Your goal:
Will you give every entry again exactly as it stands?

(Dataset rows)
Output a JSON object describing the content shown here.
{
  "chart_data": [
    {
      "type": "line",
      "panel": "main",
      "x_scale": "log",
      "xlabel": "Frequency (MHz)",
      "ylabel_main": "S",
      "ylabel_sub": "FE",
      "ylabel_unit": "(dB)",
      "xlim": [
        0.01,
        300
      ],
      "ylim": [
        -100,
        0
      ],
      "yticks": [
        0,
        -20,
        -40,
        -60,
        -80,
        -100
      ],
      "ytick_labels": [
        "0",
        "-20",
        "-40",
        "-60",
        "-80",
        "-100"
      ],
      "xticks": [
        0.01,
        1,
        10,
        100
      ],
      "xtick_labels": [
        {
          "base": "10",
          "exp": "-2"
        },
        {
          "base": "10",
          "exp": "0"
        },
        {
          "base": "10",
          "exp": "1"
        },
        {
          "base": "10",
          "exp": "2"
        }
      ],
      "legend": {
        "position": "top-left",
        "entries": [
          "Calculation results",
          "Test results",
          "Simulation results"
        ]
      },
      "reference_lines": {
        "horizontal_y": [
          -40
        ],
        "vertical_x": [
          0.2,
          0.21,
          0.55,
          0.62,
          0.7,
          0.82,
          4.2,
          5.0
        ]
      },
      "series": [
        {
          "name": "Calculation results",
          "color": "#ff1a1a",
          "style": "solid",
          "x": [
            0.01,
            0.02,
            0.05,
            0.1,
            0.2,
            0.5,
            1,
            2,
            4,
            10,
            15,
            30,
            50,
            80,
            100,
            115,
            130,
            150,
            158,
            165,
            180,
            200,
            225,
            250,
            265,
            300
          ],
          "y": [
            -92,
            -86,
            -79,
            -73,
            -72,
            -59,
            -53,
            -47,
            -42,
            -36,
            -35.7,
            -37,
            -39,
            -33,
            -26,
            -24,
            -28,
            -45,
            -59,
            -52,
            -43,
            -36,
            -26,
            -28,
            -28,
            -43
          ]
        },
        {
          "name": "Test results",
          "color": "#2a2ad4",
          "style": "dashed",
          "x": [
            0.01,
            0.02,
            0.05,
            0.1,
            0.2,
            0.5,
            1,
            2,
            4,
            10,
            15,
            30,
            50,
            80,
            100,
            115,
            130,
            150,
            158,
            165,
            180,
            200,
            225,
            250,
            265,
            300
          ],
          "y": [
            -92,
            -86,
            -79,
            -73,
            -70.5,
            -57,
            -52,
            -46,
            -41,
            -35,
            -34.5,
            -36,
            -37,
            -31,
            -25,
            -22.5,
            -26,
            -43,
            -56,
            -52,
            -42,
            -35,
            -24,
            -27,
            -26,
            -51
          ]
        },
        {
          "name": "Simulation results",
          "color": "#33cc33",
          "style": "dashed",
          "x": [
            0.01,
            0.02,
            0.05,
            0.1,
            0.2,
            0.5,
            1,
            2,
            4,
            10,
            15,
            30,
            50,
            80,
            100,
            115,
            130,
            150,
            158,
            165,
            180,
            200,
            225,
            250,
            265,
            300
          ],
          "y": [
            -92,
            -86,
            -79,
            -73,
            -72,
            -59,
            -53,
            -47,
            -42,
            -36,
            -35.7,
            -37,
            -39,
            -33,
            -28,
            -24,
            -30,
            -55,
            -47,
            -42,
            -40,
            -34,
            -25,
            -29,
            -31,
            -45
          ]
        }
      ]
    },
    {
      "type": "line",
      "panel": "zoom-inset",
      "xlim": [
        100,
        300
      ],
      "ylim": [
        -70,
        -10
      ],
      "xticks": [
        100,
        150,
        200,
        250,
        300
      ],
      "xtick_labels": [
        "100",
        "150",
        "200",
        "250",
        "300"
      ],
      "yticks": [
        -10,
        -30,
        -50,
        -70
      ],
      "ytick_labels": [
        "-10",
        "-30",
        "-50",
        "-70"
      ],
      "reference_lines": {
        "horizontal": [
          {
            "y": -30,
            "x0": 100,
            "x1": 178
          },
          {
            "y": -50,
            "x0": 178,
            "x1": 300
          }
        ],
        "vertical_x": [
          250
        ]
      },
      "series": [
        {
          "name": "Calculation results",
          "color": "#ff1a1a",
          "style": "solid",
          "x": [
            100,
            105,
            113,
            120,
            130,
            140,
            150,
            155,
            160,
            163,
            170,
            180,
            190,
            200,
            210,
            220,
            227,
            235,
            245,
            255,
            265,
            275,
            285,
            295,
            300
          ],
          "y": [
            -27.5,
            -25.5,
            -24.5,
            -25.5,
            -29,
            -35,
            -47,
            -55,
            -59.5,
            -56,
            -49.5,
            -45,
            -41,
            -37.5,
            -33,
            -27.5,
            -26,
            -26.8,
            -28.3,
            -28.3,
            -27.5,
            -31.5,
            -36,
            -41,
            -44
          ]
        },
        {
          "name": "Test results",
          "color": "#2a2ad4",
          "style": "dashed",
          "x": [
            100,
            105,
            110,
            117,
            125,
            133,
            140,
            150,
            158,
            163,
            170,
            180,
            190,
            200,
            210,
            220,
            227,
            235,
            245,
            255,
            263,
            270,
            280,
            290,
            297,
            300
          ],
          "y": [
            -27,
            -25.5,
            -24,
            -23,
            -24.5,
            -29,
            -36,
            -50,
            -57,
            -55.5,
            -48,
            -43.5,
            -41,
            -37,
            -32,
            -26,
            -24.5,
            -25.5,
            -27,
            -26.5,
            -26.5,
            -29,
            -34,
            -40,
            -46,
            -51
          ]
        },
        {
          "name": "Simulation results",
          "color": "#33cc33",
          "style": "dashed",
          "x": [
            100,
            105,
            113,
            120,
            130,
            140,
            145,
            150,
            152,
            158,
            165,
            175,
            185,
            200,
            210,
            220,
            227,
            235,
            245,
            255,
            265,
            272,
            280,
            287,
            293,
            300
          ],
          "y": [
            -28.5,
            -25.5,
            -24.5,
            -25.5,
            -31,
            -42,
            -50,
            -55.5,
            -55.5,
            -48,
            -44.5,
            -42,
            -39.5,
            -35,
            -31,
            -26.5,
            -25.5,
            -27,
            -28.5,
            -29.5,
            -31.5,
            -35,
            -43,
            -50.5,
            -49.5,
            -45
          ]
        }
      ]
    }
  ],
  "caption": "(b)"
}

Answer to the exercise:
Output a JSON object describing the content shown here.
{
  "chart_data": [
    {
      "type": "line",
      "panel": "main",
      "x_scale": "log",
      "xlabel": "Frequency (MHz)",
      "ylabel_main": "S",
      "ylabel_sub": "FE",
      "ylabel_unit": "(dB)",
      "xlim": [
        0.01,
        300
      ],
      "ylim": [
        -100,
        0
      ],
      "yticks": [
        0,
        -20,
        -40,
        -60,
        -80,
        -100
      ],
      "ytick_labels": [
        "0",
        "-20",
        "-40",
        "-60",
        "-80",
        "-100"
      ],
      "xticks": [
        0.01,
        1,
        10,
        100
      ],
      "xtick_labels": [
        {
          "base": "10",
          "exp": "-2"
        },
        {
          "base": "10",
          "exp": "0"
        },
        {
          "base": "10",
          "exp": "1"
        },
        {
          "base": "10",
          "exp": "2"
        }
      ],
      "legend": {
        "position": "top-left",
        "entries": [
          "Calculation results",
          "Test results",
          "Simulation results"
        ]
      },
      "reference_lines": {
        "horizontal_y": [
          -40
        ],
        "vertical_x": [
          0.2,
          0.21,
          0.55,
          0.62,
          0.7,
          0.82,
          4.2,
          5.0
        ]
      },
      "series": [
        {
          "name": "Calculation results",
          "color": "#ff1a1a",
          "style": "solid",
          "x": [
            0.01,
            0.02,
            0.05,
            0.1,
            0.2,
            0.5,
            1,
            2,
            4,
            10,
            15,
            30,
            50,
            80,
            100,
            115,
            130,
            150,
            158,
            165,
            180,
            200,
            225,
            250,
            265,
            300
          ],
          "y": [
            -92,
            -86,
            -79,
            -73,
            -72,
            -59,
            -53,
            -47,
            -42,
            -36,
            -35.7,
            -37,
            -39,
            -33,
            -26,
            -24,
            -28,
            -45,
            -59,
            -52,
            -43,
            -36,
            -26,
            -28,
            -28,
            -43
          ]
        },
        {
          "name": "Test results",
          "color": "#2a2ad4",
          "style": "dashed",
          "x": [
            0.01,
            0.02,
            0.05,
            0.1,
            0.2,
            0.5,
            1,
            2,
            4,
            10,
            15,
            30,
            50,
            80,
            100,
            115,
            130,
            150,
            158,
            165,
            180,
            200,
            225,
            250,
            265,
            300
          ],
          "y": [
            -92,
            -86,
            -79,
            -73,
            -70.5,
            -57,
            -52,
            -46,
            -41,
            -35,
            -34.5,
            -36,
            -37,
            -31,
            -25,
            -22.5,
            -26,
            -43,
            -56,
            -52,
            -42,
            -35,
            -24,
            -27,
            -26,
            -51
          ]
        },
        {
          "name": "Simulation results",
          "color": "#33cc33",
          "style": "dashed",
          "x": [
            0.01,
            0.02,
            0.05,
            0.1,
            0.2,
            0.5,
            1,
            2,
            4,
            10,
            15,
            30,
            50,
            80,
            100,
            115,
            130,
            150,
            158,
            165,
            180,
            200,
            225,
            250,
            265,
            300
          ],
          "y": [
            -92,
            -86,
            -79,
            -73,
            -72,
            -59,
            -53,
            -47,
            -42,
            -36,
            -35.7,
            -37,
            -39,
            -33,
            -28,
            -24,
            -30,
            -55,
            -47,
            -42,
            -40,
            -34,
            -25,
            -29,
            -31,
            -45
          ]
        }
      ]
    },
    {
      "type": "line",
      "panel": "zoom-inset",
      "xlim": [
        100,
        300
      ],
      "ylim": [
        -70,
        -10
      ],
      "xticks": [
        100,
        150,
        200,
        250,
        300
      ],
      "xtick_labels": [
        "100",
        "150",
        "200",
        "250",
        "300"
      ],
      "yticks": [
        -10,
        -30,
        -50,
        -70
      ],
      "ytick_labels": [
        "-10",
        "-30",
        "-50",
        "-70"
      ],
      "reference_lines": {
        "horizontal": [
          {
            "y": -30,
            "x0": 100,
            "x1": 178
          },
          {
            "y": -50,
            "x0": 178,
            "x1": 300
          }
        ],
        "vertical_x": [
          250
        ]
      },
      "series": [
        {
          "name": "Calculation results",
          "color": "#ff1a1a",
          "style": "solid",
          "x": [
            100,
            105,
            113,
            120,
            130,
            140,
            150,
            155,
            160,
            163,
            170,
            180,
            190,
            200,
            210,
            220,
            227,
            235,
            245,
            255,
            265,
            275,
            285,
            295,
            300
          ],
          "y": [
            -27.5,
            -25.5,
            -24.5,
            -25.5,
            -29,
            -35,
            -47,
            -55,
            -59.5,
            -56,
            -49.5,
            -45,
            -41,
            -37.5,
            -33,
            -27.5,
            -26,
            -26.8,
            -28.3,
            -28.3,
            -27.5,
            -31.5,
            -36,
            -41,
            -44
          ]
        },
        {
          "name": "Test results",
          "color": "#2a2ad4",
          "style": "dashed",
          "x": [
            100,
            105,
            110,
            117,
            125,
            133,
            140,
            150,
            158,
            163,
            170,
            180,
            190,
            200,
            210,
            220,
            227,
            235,
            245,
            255,
            263,
            270,
            280,
            290,
            297,
            300
          ],
          "y": [
            -27,
            -25.5,
            -24,
            -23,
            -24.5,
            -29,
            -36,
            -50,
            -57,
            -55.5,
            -48,
            -43.5,
            -41,
            -37,
            -32,
            -26,
            -24.5,
            -25.5,
            -27,
            -26.5,
            -26.5,
            -29,
            -34,
            -40,
            -46,
            -51
          ]
        },
        {
          "name": "Simulation results",
          "color": "#33cc33",
          "style": "dashed",
          "x": [
            100,
            105,
            113,
            120,
            130,
            140,
            145,
            150,
            152,
            158,
            165,
            175,
            185,
            200,
            210,
            220,
            227,
            235,
            245,
            255,
            265,
            272,
            280,
            287,
            293,
            300
          ],
          "y": [
            -28.5,
            -25.5,
            -24.5,
            -25.5,
            -31,
            -42,
            -50,
            -55.5,
            -55.5,
            -48,
            -44.5,
            -42,
            -39.5,
            -35,
            -31,
            -26.5,
            -25.5,
            -27,
            -28.5,
            -29.5,
            -31.5,
            -35,
            -43,
            -50.5,
            -49.5,
            -45
          ]
        }
      ]
    }
  ],
  "caption": "(b)"
}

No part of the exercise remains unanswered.